▶ **Items from a dataset**:
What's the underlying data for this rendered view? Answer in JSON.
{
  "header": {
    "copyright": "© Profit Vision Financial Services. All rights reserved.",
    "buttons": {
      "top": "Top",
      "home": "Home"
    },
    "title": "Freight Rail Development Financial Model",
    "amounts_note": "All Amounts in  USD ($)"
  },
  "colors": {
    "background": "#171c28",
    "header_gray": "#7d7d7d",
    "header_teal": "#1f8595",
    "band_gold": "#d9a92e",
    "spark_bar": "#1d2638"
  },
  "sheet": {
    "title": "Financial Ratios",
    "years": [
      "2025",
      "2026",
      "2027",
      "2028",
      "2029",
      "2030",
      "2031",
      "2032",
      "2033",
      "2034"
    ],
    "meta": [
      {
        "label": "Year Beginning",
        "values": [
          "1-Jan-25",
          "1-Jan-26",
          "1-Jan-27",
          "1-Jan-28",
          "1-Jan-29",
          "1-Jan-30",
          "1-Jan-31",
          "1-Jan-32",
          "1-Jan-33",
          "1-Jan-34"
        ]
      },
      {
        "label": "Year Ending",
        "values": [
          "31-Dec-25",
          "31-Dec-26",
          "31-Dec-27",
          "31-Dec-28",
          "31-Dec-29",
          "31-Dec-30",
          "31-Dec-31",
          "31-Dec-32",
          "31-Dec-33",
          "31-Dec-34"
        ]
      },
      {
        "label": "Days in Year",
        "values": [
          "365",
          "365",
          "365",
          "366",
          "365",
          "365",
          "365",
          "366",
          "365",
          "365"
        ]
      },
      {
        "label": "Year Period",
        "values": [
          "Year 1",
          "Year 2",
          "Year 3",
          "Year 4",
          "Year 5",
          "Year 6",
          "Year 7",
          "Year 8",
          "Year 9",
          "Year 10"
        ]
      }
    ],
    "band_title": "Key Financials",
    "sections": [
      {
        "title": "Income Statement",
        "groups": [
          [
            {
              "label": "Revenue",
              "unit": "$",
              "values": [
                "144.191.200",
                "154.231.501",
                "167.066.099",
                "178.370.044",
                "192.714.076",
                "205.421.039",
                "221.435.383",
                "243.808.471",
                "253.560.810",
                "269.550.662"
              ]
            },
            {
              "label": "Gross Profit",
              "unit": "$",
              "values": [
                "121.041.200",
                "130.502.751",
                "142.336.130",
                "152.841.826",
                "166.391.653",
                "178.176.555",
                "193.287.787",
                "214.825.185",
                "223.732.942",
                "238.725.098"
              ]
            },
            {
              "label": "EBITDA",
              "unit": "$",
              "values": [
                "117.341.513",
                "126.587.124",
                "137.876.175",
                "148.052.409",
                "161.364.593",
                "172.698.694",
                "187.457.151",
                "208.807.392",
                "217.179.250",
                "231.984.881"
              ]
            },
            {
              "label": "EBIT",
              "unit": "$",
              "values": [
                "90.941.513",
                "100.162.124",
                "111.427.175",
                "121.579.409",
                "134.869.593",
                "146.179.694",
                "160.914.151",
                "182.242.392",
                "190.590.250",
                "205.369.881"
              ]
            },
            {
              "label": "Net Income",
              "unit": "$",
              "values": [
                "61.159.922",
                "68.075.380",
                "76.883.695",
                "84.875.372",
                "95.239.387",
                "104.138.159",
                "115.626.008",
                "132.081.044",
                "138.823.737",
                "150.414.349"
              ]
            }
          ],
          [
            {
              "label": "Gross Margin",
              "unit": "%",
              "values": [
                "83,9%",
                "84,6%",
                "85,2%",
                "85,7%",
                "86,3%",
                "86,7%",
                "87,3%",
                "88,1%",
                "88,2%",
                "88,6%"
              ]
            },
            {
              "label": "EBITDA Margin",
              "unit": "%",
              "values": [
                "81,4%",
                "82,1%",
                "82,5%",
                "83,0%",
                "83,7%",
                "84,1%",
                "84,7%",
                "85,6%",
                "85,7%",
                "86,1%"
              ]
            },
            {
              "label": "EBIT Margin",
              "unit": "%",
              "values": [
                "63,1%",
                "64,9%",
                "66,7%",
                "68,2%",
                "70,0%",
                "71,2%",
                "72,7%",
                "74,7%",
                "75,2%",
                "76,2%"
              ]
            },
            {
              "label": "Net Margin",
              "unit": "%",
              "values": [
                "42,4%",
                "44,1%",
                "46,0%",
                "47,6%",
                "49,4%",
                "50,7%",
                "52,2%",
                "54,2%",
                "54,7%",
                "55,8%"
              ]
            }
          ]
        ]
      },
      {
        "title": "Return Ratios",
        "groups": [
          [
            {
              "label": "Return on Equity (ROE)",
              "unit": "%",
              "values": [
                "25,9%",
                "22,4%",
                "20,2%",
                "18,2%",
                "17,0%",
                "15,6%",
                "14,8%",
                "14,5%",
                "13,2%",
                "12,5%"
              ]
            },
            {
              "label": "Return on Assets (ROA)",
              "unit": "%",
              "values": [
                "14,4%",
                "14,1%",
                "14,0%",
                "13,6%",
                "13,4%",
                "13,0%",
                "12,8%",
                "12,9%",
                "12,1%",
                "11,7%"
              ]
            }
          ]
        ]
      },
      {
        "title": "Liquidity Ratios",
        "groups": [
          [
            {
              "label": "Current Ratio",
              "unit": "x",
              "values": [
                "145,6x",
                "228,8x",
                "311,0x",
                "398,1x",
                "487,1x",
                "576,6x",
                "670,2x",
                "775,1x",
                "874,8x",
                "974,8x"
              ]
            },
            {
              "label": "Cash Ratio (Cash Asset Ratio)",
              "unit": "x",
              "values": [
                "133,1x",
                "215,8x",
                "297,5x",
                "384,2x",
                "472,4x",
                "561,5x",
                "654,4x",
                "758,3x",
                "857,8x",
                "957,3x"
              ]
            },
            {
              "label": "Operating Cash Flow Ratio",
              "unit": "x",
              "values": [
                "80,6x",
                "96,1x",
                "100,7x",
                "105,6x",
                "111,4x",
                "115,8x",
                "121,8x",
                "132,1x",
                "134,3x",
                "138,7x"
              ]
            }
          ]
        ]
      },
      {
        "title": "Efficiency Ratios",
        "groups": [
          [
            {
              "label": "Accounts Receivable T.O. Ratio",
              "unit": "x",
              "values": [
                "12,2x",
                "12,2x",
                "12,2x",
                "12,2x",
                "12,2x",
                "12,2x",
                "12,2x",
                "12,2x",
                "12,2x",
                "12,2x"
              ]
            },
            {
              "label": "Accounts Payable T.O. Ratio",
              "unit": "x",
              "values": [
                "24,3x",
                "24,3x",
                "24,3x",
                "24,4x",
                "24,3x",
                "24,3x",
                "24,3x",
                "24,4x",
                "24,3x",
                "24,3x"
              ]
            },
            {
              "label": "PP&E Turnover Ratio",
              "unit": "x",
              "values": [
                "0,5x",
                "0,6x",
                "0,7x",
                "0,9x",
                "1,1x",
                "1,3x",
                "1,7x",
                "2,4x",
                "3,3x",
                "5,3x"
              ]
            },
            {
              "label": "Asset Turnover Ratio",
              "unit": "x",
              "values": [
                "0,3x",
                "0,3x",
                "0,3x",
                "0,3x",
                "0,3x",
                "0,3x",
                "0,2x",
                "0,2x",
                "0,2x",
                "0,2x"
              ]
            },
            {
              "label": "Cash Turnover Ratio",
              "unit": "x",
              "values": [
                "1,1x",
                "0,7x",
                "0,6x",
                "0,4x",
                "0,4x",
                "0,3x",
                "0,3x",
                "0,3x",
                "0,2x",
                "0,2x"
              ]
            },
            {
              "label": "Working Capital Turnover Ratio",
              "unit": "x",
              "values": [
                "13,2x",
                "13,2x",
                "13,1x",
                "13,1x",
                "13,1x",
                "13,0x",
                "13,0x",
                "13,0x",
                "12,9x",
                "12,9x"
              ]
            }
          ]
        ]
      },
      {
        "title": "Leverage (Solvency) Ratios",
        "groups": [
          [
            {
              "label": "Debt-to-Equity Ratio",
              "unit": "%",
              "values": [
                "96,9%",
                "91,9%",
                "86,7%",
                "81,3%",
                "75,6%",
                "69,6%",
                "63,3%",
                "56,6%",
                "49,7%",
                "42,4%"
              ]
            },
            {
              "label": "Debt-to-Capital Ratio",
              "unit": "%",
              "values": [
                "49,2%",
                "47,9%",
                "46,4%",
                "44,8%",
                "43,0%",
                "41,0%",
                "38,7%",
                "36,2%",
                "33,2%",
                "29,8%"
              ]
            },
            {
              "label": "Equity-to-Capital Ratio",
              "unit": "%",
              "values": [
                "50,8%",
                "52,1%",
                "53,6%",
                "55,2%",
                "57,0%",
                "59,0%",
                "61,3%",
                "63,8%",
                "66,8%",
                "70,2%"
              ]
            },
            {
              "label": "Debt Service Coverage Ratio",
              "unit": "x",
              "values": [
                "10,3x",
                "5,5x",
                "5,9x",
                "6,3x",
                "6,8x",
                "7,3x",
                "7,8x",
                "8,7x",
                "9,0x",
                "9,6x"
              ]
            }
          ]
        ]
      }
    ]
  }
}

▶ **TASK OBJECTIVE**: Gather each line of the records holding the string "Gross".

▶ **CORRECT ANSWER**:
              "label": "Gross Profit",
              "label": "Gross Margin",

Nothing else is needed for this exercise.